▶ _Task details_
Omit the images, then output each of the records below exactly.
-- begin Records provided --
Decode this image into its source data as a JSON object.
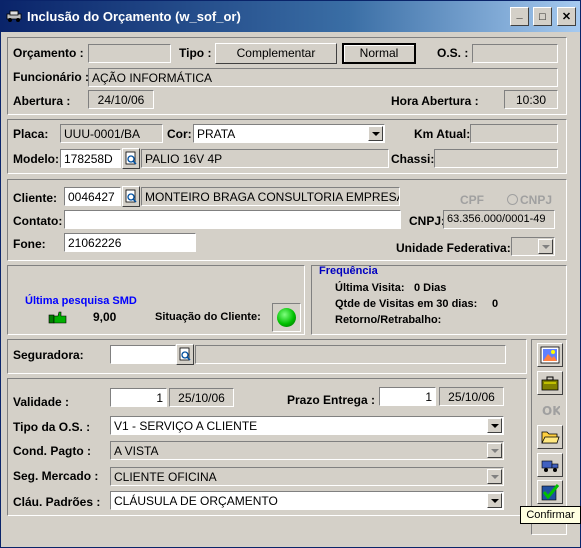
{
  "window": {
    "title": "Inclusão do Orçamento (w_sof_or)"
  },
  "titlebar_buttons": {
    "minimize": "_",
    "maximize": "□",
    "close": "✕"
  },
  "header": {
    "orcamento_label": "Orçamento :",
    "orcamento_value": "",
    "tipo_label": "Tipo :",
    "tipo_complementar": "Complementar",
    "tipo_normal": "Normal",
    "os_label": "O.S. :",
    "os_value": "",
    "funcionario_label": "Funcionário :",
    "funcionario_value": "AÇÃO INFORMÁTICA",
    "abertura_label": "Abertura :",
    "abertura_value": "24/10/06",
    "hora_abertura_label": "Hora Abertura :",
    "hora_abertura_value": "10:30"
  },
  "vehicle": {
    "placa_label": "Placa:",
    "placa_value": "UUU-0001/BA",
    "cor_label": "Cor:",
    "cor_value": "PRATA",
    "km_label": "Km Atual:",
    "km_value": "",
    "modelo_label": "Modelo:",
    "modelo_code": "178258D",
    "modelo_desc": "PALIO 16V 4P",
    "chassi_label": "Chassi:",
    "chassi_value": ""
  },
  "client": {
    "cliente_label": "Cliente:",
    "cliente_code": "0046427",
    "cliente_name": "MONTEIRO BRAGA CONSULTORIA EMPRESAI",
    "cpf_label": "CPF",
    "cnpj_radio_label": "CNPJ",
    "contato_label": "Contato:",
    "contato_value": "",
    "cnpj_label": "CNPJ:",
    "cnpj_value": "63.356.000/0001-49",
    "fone_label": "Fone:",
    "fone_value": "21062226",
    "uf_label": "Unidade Federativa:",
    "uf_value": ""
  },
  "status": {
    "smd_label": "Última pesquisa SMD",
    "smd_value": "9,00",
    "situacao_label": "Situação do Cliente:",
    "situacao_color": "#00c000",
    "frequencia_title": "Frequência",
    "ultima_visita_label": "Última Visita:",
    "ultima_visita_value": "0 Dias",
    "qtde_label": "Qtde de Visitas em 30 dias:",
    "qtde_value": "0",
    "retorno_label": "Retorno/Retrabalho:"
  },
  "seguradora": {
    "label": "Seguradora:",
    "code": "",
    "name": ""
  },
  "terms": {
    "validade_label": "Validade :",
    "validade_days": "1",
    "validade_date": "25/10/06",
    "prazo_label": "Prazo Entrega :",
    "prazo_days": "1",
    "prazo_date": "25/10/06",
    "tipo_os_label": "Tipo da O.S. :",
    "tipo_os_value": "V1 - SERVIÇO A CLIENTE",
    "cond_pagto_label": "Cond. Pagto :",
    "cond_pagto_value": "A VISTA",
    "seg_mercado_label": "Seg. Mercado :",
    "seg_mercado_value": "CLIENTE OFICINA",
    "clau_label": "Cláu. Padrões :",
    "clau_value": "CLÁUSULA DE ORÇAMENTO"
  },
  "toolbar": {
    "tooltip": "Confirmar"
  },
  "colors": {
    "accent_blue": "#0000c0",
    "smd_blue": "#0000ff"
  }
}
-- end Records provided --
▶ _Task solution_
Decode this image into its source data as a JSON object.
{
  "window": {
    "title": "Inclusão do Orçamento (w_sof_or)"
  },
  "titlebar_buttons": {
    "minimize": "_",
    "maximize": "□",
    "close": "✕"
  },
  "header": {
    "orcamento_label": "Orçamento :",
    "orcamento_value": "",
    "tipo_label": "Tipo :",
    "tipo_complementar": "Complementar",
    "tipo_normal": "Normal",
    "os_label": "O.S. :",
    "os_value": "",
    "funcionario_label": "Funcionário :",
    "funcionario_value": "AÇÃO INFORMÁTICA",
    "abertura_label": "Abertura :",
    "abertura_value": "24/10/06",
    "hora_abertura_label": "Hora Abertura :",
    "hora_abertura_value": "10:30"
  },
  "vehicle": {
    "placa_label": "Placa:",
    "placa_value": "UUU-0001/BA",
    "cor_label": "Cor:",
    "cor_value": "PRATA",
    "km_label": "Km Atual:",
    "km_value": "",
    "modelo_label": "Modelo:",
    "modelo_code": "178258D",
    "modelo_desc": "PALIO 16V 4P",
    "chassi_label": "Chassi:",
    "chassi_value": ""
  },
  "client": {
    "cliente_label": "Cliente:",
    "cliente_code": "0046427",
    "cliente_name": "MONTEIRO BRAGA CONSULTORIA EMPRESAI",
    "cpf_label": "CPF",
    "cnpj_radio_label": "CNPJ",
    "contato_label": "Contato:",
    "contato_value": "",
    "cnpj_label": "CNPJ:",
    "cnpj_value": "63.356.000/0001-49",
    "fone_label": "Fone:",
    "fone_value": "21062226",
    "uf_label": "Unidade Federativa:",
    "uf_value": ""
  },
  "status": {
    "smd_label": "Última pesquisa SMD",
    "smd_value": "9,00",
    "situacao_label": "Situação do Cliente:",
    "situacao_color": "#00c000",
    "frequencia_title": "Frequência",
    "ultima_visita_label": "Última Visita:",
    "ultima_visita_value": "0 Dias",
    "qtde_label": "Qtde de Visitas em 30 dias:",
    "qtde_value": "0",
    "retorno_label": "Retorno/Retrabalho:"
  },
  "seguradora": {
    "label": "Seguradora:",
    "code": "",
    "name": ""
  },
  "terms": {
    "validade_label": "Validade :",
    "validade_days": "1",
    "validade_date": "25/10/06",
    "prazo_label": "Prazo Entrega :",
    "prazo_days": "1",
    "prazo_date": "25/10/06",
    "tipo_os_label": "Tipo da O.S. :",
    "tipo_os_value": "V1 - SERVIÇO A CLIENTE",
    "cond_pagto_label": "Cond. Pagto :",
    "cond_pagto_value": "A VISTA",
    "seg_mercado_label": "Seg. Mercado :",
    "seg_mercado_value": "CLIENTE OFICINA",
    "clau_label": "Cláu. Padrões :",
    "clau_value": "CLÁUSULA DE ORÇAMENTO"
  },
  "toolbar": {
    "tooltip": "Confirmar"
  },
  "colors": {
    "accent_blue": "#0000c0",
    "smd_blue": "#0000ff"
  }
}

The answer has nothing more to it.